Chart and figure data:
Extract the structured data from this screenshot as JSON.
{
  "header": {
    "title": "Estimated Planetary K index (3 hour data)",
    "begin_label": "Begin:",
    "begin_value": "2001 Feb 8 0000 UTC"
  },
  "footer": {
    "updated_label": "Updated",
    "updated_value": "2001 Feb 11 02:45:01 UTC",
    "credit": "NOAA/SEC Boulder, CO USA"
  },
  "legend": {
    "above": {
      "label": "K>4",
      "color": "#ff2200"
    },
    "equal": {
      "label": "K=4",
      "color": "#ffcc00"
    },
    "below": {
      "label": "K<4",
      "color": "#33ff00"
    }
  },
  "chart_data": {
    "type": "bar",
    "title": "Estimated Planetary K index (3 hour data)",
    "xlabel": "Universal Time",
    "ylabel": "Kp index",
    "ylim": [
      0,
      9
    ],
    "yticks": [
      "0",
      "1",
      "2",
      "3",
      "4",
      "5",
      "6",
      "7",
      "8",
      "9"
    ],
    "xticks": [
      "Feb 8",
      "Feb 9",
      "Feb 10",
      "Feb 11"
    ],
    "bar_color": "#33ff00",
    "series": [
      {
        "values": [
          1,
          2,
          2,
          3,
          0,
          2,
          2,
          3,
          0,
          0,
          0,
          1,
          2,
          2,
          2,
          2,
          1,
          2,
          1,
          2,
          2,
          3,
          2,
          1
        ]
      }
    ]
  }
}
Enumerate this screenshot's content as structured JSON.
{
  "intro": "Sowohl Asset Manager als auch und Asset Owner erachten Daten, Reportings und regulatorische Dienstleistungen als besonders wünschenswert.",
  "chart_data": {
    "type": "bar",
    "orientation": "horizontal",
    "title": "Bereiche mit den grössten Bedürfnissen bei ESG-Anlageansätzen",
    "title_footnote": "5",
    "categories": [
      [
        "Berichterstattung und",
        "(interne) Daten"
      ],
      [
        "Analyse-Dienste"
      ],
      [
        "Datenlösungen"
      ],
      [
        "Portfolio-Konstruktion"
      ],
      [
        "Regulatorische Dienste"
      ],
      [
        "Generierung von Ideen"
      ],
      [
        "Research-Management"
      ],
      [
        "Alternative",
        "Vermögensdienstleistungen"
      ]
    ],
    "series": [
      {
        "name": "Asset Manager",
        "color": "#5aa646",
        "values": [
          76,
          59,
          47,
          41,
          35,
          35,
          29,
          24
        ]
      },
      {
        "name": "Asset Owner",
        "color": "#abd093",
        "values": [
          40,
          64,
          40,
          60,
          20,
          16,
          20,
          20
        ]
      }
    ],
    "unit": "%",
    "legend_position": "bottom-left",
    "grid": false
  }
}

• [GIVEN EXERCISE] Each record must be returned exactly as it is written.

• [TASK RESULT]
Extract the structured data from this screenshot as JSON.
{
  "header": {
    "title": "Estimated Planetary K index (3 hour data)",
    "begin_label": "Begin:",
    "begin_value": "2001 Feb 8 0000 UTC"
  },
  "footer": {
    "updated_label": "Updated",
    "updated_value": "2001 Feb 11 02:45:01 UTC",
    "credit": "NOAA/SEC Boulder, CO USA"
  },
  "legend": {
    "above": {
      "label": "K>4",
      "color": "#ff2200"
    },
    "equal": {
      "label": "K=4",
      "color": "#ffcc00"
    },
    "below": {
      "label": "K<4",
      "color": "#33ff00"
    }
  },
  "chart_data": {
    "type": "bar",
    "title": "Estimated Planetary K index (3 hour data)",
    "xlabel": "Universal Time",
    "ylabel": "Kp index",
    "ylim": [
      0,
      9
    ],
    "yticks": [
      "0",
      "1",
      "2",
      "3",
      "4",
      "5",
      "6",
      "7",
      "8",
      "9"
    ],
    "xticks": [
      "Feb 8",
      "Feb 9",
      "Feb 10",
      "Feb 11"
    ],
    "bar_color": "#33ff00",
    "series": [
      {
        "values": [
          1,
          2,
          2,
          3,
          0,
          2,
          2,
          3,
          0,
          0,
          0,
          1,
          2,
          2,
          2,
          2,
          1,
          2,
          1,
          2,
          2,
          3,
          2,
          1
        ]
      }
    ]
  }
}
Enumerate this screenshot's content as structured JSON.
{
  "intro": "Sowohl Asset Manager als auch und Asset Owner erachten Daten, Reportings und regulatorische Dienstleistungen als besonders wünschenswert.",
  "chart_data": {
    "type": "bar",
    "orientation": "horizontal",
    "title": "Bereiche mit den grössten Bedürfnissen bei ESG-Anlageansätzen",
    "title_footnote": "5",
    "categories": [
      [
        "Berichterstattung und",
        "(interne) Daten"
      ],
      [
        "Analyse-Dienste"
      ],
      [
        "Datenlösungen"
      ],
      [
        "Portfolio-Konstruktion"
      ],
      [
        "Regulatorische Dienste"
      ],
      [
        "Generierung von Ideen"
      ],
      [
        "Research-Management"
      ],
      [
        "Alternative",
        "Vermögensdienstleistungen"
      ]
    ],
    "series": [
      {
        "name": "Asset Manager",
        "color": "#5aa646",
        "values": [
          76,
          59,
          47,
          41,
          35,
          35,
          29,
          24
        ]
      },
      {
        "name": "Asset Owner",
        "color": "#abd093",
        "values": [
          40,
          64,
          40,
          60,
          20,
          16,
          20,
          20
        ]
      }
    ],
    "unit": "%",
    "legend_position": "bottom-left",
    "grid": false
  }
}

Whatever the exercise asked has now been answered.